Set exercise:
Please answer these questions about the forum excerpt on the pytato error below:
1. Which attribute is the 'CodeGenMapper' object reported as lacking?
2. At what line number of pytato/pytato/transform/__init__.py, and in which function, does the first traceback point?
3. What call appears at line 198 of mpi4py/run.py?

Selected passage:
When I try to run Kaushik's reproducer I get a different error:

Traceback (most recent call last):
  File "pytato/pytato/transform/__init__.py", line 151, in rec
    method = getattr(self, expr._mapper_method)
             ^^^^^^^^^^^^^^^^^^^^^^^^^^^^^^^^^^
AttributeError: 'CodeGenMapper' object has no attribute 'map_distributed_recv'

During handling of the above exception, another exception occurred:

Traceback (most recent call last):
  File "<frozen runpy>", line 198, in _run_module_as_main
  File "<frozen runpy>", line 88, in _run_code
  File "mpi4py/__main__.py", line 7, in <module>
    main()
  File "mpi4py/run.py", line 198, in main
    run_command_line(args)

Source records:
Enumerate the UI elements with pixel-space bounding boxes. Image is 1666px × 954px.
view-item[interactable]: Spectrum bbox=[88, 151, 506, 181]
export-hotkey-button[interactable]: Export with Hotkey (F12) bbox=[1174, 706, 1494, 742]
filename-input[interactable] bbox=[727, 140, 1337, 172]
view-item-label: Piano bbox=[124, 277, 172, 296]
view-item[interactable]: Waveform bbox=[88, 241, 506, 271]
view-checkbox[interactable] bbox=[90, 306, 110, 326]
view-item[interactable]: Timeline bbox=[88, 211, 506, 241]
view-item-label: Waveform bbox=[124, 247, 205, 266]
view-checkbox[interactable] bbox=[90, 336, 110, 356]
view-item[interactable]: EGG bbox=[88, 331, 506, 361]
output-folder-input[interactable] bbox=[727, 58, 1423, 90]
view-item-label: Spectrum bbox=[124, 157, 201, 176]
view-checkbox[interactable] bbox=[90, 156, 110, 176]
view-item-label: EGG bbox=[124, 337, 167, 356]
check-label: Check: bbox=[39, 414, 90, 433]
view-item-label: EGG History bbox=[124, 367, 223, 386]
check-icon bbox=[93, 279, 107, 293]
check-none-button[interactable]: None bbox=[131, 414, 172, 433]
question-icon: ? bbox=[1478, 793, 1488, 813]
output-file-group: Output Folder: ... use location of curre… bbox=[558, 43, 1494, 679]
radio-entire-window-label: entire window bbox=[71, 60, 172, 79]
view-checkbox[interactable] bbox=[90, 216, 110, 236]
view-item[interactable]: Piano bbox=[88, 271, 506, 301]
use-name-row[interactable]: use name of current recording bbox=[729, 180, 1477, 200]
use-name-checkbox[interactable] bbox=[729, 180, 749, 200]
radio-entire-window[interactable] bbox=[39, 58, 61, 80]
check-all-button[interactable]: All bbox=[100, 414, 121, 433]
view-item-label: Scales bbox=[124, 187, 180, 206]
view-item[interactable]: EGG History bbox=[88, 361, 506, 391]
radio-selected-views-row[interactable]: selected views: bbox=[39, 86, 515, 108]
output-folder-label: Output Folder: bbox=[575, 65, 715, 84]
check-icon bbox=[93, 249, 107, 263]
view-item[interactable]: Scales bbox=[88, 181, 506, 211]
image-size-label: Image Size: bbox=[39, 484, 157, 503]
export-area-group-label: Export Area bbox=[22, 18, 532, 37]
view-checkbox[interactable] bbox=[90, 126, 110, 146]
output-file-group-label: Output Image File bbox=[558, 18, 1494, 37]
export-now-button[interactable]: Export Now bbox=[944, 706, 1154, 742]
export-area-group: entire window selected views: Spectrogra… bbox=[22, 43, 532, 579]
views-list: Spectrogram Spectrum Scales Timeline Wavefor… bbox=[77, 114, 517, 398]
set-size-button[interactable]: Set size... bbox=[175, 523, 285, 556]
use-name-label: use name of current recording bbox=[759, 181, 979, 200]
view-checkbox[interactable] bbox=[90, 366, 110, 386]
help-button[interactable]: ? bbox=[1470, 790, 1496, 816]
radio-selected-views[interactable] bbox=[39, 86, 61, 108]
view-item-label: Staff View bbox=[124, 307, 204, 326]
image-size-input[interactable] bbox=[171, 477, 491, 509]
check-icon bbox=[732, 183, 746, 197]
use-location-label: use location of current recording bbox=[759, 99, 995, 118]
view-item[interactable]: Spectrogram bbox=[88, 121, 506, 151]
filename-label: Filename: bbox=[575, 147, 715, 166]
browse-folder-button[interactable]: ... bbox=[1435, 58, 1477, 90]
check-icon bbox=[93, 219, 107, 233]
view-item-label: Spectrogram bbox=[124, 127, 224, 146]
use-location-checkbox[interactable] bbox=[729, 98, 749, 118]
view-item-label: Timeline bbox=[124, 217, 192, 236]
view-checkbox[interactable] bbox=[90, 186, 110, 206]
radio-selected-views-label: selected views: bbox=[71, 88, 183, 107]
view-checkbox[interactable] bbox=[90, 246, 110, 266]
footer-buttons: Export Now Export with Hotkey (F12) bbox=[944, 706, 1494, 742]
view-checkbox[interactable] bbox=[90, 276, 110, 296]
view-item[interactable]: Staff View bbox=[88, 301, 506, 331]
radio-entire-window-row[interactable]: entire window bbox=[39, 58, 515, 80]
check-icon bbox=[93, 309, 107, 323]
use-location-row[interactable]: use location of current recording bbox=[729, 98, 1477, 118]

Task response:
1. map_distributed_recv
2. Line 151, in rec
3. run_command_line(args)